## Goal
Write out the whole listing again, exactly as given.

## Data shown
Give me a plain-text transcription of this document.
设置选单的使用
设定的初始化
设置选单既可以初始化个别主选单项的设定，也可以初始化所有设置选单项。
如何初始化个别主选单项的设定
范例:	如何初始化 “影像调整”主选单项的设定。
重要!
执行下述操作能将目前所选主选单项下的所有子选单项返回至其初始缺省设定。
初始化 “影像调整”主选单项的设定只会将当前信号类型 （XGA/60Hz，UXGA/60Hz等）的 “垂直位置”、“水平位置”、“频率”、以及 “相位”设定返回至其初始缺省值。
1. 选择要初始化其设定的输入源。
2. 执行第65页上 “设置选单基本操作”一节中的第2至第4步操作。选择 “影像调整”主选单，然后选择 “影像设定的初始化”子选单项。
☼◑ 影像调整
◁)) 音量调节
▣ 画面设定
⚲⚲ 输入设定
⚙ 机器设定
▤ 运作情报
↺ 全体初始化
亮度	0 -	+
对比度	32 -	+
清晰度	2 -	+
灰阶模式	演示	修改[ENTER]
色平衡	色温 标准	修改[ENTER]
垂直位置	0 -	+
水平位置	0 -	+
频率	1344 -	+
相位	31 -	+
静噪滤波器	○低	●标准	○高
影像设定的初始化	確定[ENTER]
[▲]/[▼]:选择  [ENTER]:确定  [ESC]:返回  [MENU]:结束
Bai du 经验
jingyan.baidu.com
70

## Exercise solution
Give me a plain-text transcription of this document.
设置选单的使用
设定的初始化
设置选单既可以初始化个别主选单项的设定，也可以初始化所有设置选单项。
如何初始化个别主选单项的设定
范例:	如何初始化 “影像调整”主选单项的设定。
重要!
执行下述操作能将目前所选主选单项下的所有子选单项返回至其初始缺省设定。
初始化 “影像调整”主选单项的设定只会将当前信号类型 （XGA/60Hz，UXGA/60Hz等）的 “垂直位置”、“水平位置”、“频率”、以及 “相位”设定返回至其初始缺省值。
1. 选择要初始化其设定的输入源。
2. 执行第65页上 “设置选单基本操作”一节中的第2至第4步操作。选择 “影像调整”主选单，然后选择 “影像设定的初始化”子选单项。
☼◑ 影像调整
◁)) 音量调节
▣ 画面设定
⚲⚲ 输入设定
⚙ 机器设定
▤ 运作情报
↺ 全体初始化
亮度	0 -	+
对比度	32 -	+
清晰度	2 -	+
灰阶模式	演示	修改[ENTER]
色平衡	色温 标准	修改[ENTER]
垂直位置	0 -	+
水平位置	0 -	+
频率	1344 -	+
相位	31 -	+
静噪滤波器	○低	●标准	○高
影像设定的初始化	確定[ENTER]
[▲]/[▼]:选择  [ENTER]:确定  [ESC]:返回  [MENU]:结束
Bai du 经验
jingyan.baidu.com
70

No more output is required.